- [What you need to do]: Select, from the material below, each line with "online" in it.

- [Data for this exercise]:
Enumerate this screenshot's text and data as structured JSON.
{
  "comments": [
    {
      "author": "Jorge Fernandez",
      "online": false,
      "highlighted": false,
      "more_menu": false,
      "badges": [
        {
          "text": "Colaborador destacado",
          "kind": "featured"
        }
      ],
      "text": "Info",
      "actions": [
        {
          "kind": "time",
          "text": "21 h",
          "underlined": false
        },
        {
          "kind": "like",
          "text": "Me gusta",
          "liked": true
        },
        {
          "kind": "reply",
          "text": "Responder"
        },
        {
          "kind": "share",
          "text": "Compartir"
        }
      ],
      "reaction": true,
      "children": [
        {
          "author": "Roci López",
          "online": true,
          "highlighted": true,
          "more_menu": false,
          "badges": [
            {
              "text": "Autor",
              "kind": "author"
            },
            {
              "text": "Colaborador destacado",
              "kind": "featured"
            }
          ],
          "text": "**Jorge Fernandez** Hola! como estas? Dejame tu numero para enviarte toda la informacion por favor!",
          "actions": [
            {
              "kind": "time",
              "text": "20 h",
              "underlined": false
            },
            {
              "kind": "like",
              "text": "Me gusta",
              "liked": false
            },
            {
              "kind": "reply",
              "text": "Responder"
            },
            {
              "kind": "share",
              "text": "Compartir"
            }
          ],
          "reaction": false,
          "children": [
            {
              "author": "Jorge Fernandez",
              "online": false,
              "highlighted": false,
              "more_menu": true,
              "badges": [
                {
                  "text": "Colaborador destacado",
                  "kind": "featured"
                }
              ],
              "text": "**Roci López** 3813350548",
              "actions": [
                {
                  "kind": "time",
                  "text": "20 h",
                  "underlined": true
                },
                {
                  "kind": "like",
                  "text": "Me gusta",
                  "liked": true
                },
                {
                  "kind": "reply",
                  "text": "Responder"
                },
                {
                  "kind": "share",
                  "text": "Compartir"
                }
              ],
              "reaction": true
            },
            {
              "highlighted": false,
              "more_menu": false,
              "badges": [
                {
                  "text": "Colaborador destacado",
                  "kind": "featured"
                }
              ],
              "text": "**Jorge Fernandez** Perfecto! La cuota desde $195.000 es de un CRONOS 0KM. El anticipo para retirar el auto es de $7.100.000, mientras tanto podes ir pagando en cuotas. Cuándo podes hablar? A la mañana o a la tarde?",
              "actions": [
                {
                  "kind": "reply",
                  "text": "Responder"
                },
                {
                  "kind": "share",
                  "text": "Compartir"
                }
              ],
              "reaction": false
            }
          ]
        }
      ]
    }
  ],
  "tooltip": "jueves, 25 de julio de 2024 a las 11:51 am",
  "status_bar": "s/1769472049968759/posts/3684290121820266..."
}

- [Answer in full]:
      "online": false,
          "online": true,
              "online": false,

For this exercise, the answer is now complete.